Of the lines in the entries below, state how many hold the word "BELT". Say nothing else.

# # # #

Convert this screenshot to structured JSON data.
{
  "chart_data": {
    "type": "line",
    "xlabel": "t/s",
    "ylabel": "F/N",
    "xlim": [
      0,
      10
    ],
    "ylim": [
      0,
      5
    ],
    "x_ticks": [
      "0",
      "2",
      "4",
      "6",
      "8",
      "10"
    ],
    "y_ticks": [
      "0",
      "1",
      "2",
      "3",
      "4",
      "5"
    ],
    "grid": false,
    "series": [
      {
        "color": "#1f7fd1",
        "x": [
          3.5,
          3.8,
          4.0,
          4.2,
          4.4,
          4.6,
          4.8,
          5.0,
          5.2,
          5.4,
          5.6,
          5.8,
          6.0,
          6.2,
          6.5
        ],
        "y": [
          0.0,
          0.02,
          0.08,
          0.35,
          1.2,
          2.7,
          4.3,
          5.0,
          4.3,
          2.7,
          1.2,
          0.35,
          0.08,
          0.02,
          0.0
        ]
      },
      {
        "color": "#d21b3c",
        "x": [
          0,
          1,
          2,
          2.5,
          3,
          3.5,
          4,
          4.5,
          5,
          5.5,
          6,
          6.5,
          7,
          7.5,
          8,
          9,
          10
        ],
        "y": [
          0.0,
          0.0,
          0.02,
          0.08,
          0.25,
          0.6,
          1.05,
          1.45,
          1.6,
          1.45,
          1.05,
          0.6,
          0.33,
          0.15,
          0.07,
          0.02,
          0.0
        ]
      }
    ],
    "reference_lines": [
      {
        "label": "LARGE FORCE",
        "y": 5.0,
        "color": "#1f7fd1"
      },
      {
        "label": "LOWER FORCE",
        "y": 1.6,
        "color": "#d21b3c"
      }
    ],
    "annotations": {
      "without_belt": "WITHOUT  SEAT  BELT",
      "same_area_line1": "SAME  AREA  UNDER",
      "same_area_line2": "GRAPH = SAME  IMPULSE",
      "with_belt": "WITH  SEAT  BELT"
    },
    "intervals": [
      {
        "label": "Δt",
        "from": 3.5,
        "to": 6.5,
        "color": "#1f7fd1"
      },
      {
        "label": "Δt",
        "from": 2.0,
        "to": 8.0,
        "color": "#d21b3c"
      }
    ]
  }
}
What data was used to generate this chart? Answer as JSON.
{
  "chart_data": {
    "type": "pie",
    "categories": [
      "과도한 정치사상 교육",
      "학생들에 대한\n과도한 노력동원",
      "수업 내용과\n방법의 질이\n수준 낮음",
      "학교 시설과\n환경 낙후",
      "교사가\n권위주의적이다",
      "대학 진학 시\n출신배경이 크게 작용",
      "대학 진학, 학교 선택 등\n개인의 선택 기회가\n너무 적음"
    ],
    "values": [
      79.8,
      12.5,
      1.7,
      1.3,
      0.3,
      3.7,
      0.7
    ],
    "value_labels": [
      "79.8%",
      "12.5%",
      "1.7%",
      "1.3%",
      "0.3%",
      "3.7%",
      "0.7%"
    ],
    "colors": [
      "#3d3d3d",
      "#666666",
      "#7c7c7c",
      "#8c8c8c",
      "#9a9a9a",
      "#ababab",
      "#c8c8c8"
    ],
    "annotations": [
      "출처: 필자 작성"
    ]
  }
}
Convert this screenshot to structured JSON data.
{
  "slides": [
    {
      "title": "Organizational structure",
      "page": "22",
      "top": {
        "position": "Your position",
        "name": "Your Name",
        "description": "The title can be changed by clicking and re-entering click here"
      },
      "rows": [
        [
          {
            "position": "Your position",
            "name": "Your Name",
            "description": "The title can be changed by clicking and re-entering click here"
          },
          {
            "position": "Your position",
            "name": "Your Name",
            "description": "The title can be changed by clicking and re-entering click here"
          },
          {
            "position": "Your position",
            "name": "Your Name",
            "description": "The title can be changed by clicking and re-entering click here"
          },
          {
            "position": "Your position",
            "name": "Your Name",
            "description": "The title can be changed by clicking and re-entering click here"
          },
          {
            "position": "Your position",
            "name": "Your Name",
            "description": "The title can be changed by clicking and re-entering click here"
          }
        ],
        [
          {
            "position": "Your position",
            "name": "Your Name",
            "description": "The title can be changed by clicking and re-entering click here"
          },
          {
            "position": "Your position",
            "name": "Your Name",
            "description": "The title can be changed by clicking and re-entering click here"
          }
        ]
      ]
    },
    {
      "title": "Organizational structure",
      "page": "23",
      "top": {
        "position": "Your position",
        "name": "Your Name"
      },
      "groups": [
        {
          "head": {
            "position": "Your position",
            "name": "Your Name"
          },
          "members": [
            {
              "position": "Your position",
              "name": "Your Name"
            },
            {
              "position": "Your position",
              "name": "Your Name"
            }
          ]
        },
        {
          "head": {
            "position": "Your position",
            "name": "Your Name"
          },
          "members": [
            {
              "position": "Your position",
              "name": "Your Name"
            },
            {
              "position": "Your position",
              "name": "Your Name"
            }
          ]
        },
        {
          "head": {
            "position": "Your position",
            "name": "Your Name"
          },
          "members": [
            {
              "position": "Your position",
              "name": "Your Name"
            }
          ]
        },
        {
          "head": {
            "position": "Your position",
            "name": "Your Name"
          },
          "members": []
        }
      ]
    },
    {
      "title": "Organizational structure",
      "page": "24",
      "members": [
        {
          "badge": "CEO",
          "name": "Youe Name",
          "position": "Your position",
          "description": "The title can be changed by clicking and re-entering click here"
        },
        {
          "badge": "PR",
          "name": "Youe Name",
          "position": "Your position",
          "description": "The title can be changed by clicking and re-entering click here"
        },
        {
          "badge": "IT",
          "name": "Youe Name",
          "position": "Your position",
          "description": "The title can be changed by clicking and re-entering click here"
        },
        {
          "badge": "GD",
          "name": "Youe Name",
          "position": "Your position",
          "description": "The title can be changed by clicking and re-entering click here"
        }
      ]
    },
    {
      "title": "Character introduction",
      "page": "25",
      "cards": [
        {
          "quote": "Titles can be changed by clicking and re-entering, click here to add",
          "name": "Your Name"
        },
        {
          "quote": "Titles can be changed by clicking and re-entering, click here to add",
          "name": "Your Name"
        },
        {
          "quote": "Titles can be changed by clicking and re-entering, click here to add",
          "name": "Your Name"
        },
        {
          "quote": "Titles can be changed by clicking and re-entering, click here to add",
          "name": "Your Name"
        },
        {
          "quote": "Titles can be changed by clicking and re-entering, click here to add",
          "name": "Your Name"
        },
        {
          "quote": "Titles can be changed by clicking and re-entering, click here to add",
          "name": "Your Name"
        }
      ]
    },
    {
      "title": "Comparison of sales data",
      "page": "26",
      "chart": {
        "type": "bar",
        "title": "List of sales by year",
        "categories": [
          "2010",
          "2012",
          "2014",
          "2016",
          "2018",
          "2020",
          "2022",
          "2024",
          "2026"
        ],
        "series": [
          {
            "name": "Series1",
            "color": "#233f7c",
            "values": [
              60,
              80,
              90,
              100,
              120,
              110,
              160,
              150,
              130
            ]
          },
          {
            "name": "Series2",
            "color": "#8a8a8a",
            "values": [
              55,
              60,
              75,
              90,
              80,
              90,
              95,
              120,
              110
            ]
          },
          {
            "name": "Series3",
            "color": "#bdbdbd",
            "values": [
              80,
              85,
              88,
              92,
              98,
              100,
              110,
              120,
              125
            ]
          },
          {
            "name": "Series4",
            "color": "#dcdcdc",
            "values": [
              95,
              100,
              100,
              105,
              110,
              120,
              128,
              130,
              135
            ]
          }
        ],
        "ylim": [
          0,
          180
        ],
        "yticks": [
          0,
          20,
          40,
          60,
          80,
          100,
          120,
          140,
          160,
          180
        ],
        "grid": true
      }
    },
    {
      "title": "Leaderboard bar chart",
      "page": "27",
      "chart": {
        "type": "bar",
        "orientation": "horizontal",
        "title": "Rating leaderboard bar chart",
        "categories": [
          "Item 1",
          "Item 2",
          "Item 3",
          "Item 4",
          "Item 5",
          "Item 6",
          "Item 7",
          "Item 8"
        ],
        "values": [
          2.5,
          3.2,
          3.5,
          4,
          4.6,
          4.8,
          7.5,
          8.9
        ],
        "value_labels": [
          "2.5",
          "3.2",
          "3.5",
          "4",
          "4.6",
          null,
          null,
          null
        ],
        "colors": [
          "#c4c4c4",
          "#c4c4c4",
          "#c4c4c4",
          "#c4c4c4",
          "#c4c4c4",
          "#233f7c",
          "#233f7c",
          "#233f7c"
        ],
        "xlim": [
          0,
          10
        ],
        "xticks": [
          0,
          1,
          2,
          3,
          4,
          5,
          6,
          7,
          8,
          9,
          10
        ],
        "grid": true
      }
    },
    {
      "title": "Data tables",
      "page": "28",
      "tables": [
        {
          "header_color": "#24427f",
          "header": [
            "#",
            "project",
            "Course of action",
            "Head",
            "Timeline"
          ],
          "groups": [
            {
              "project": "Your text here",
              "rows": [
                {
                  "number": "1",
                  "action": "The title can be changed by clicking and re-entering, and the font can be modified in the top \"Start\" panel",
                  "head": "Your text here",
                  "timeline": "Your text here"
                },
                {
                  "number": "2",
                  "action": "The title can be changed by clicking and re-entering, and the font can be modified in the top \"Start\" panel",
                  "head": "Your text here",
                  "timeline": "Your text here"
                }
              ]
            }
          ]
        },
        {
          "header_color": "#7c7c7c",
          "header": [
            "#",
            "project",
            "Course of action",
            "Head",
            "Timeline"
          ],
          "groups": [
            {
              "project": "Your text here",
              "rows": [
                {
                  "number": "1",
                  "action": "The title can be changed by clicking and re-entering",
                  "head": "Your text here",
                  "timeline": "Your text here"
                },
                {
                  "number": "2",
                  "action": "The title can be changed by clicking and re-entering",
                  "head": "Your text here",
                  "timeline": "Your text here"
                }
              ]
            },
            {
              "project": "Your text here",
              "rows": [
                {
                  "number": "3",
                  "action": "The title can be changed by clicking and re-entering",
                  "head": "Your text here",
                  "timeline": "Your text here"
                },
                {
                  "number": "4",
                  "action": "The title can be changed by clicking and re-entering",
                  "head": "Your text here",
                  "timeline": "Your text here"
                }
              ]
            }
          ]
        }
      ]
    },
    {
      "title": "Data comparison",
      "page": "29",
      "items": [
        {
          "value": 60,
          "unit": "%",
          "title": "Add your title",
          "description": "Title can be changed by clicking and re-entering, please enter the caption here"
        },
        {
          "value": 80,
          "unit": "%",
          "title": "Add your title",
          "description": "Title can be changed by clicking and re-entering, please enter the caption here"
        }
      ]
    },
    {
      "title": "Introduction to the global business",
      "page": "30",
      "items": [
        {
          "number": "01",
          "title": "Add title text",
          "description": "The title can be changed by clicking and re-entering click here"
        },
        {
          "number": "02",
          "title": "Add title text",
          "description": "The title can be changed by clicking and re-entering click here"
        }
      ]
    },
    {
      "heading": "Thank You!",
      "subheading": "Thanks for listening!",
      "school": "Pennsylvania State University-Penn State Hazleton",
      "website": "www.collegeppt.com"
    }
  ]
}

# # # #

## Full response
2